▸ Work required
Within the material below, find each line bearing the word "that" and present it.

▸ Data extract
--- start ---
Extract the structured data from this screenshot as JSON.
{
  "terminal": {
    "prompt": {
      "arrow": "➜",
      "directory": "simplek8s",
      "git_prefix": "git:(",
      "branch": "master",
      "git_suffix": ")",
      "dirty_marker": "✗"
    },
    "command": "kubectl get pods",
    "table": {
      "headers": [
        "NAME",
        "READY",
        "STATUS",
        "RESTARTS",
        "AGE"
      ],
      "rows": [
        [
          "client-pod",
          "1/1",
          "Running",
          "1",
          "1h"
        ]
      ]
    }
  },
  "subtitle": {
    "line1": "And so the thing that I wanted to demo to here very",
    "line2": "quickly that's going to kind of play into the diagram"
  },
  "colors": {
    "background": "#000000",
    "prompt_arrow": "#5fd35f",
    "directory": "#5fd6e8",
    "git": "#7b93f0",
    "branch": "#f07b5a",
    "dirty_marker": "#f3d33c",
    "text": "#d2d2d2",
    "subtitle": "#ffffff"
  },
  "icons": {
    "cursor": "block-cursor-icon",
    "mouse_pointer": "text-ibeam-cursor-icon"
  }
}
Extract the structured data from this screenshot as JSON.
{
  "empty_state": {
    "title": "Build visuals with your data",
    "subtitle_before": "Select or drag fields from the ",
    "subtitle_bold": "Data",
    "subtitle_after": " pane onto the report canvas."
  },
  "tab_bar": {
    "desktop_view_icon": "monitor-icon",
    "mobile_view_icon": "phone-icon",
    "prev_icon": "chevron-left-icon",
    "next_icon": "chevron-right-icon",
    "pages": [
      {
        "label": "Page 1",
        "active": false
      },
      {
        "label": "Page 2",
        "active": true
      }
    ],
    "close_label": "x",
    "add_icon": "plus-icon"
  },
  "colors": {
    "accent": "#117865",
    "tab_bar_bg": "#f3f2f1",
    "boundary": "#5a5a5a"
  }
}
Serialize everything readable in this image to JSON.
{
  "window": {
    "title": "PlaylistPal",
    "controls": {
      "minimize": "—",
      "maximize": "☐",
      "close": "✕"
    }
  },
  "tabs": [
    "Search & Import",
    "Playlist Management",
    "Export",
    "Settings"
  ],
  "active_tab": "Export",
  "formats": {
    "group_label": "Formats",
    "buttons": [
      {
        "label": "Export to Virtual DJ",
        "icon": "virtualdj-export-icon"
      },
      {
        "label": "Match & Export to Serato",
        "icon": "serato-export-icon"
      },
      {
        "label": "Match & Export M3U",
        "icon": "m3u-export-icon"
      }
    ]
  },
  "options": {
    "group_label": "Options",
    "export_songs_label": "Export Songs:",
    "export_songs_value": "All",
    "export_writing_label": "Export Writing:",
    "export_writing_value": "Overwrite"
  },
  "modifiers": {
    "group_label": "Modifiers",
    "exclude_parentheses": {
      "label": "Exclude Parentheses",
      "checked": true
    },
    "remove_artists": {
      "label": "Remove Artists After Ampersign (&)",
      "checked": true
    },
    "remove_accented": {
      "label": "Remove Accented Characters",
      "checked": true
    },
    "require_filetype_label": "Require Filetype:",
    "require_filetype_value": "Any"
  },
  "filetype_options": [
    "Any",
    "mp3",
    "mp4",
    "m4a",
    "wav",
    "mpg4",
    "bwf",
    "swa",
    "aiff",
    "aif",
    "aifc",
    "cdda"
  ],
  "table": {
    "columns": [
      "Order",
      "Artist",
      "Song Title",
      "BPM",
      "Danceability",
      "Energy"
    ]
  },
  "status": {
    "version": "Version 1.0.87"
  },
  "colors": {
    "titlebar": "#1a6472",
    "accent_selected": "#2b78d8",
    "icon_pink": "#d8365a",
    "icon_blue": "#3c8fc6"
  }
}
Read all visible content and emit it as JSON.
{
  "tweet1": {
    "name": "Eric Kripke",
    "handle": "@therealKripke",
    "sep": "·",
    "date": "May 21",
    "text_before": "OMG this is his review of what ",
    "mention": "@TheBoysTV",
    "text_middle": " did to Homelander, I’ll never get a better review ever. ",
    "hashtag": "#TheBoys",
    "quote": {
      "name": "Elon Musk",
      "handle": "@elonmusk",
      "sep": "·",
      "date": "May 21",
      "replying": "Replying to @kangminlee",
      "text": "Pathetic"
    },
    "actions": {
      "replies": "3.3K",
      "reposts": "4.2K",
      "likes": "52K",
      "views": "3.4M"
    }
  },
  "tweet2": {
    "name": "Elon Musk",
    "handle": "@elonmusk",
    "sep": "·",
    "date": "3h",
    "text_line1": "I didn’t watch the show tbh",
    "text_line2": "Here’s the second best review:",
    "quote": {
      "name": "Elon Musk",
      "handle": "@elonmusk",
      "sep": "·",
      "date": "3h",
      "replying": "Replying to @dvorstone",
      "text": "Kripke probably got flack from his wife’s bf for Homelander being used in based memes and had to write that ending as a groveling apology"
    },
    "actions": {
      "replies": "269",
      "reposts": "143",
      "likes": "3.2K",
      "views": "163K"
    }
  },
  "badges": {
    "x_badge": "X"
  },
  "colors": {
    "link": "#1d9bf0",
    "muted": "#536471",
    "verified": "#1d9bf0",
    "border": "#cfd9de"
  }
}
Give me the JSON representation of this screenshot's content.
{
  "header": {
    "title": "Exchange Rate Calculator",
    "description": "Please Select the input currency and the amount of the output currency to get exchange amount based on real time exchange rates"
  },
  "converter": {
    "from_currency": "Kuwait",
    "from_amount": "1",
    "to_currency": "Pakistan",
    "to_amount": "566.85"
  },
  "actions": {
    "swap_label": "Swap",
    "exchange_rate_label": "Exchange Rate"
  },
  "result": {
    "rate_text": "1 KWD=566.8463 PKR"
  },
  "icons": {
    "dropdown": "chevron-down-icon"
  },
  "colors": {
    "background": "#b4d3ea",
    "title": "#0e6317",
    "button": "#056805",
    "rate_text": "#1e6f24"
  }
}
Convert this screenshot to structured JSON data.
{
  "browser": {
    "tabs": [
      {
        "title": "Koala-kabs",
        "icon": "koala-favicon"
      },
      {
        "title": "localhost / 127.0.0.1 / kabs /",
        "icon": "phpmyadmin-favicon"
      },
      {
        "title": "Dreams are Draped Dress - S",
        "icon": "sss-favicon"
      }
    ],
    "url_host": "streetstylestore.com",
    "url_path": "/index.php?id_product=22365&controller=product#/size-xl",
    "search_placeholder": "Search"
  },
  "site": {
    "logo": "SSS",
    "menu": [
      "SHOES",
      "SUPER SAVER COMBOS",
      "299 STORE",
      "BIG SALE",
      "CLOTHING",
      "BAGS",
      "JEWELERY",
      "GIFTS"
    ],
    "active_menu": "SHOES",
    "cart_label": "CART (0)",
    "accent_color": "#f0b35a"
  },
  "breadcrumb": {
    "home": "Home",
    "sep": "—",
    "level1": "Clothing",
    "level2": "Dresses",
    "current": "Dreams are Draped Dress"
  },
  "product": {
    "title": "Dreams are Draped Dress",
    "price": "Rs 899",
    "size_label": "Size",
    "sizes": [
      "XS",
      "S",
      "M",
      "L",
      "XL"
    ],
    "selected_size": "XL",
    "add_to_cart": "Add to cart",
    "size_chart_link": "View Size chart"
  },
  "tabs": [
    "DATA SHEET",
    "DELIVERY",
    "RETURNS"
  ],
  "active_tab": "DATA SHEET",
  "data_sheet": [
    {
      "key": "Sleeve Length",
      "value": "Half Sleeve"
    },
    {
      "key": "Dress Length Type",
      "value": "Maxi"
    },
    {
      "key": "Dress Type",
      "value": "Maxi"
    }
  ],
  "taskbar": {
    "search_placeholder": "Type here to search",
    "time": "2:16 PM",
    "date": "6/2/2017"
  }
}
--- end ---
▸ Result of this task
    "line1": "And so the thing that I wanted to demo to here very",
    "line2": "quickly that's going to kind of play into the diagram"
      "text": "Kripke probably got flack from his wife’s bf for Homelander being used in based memes and had to write that ending as a groveling apology"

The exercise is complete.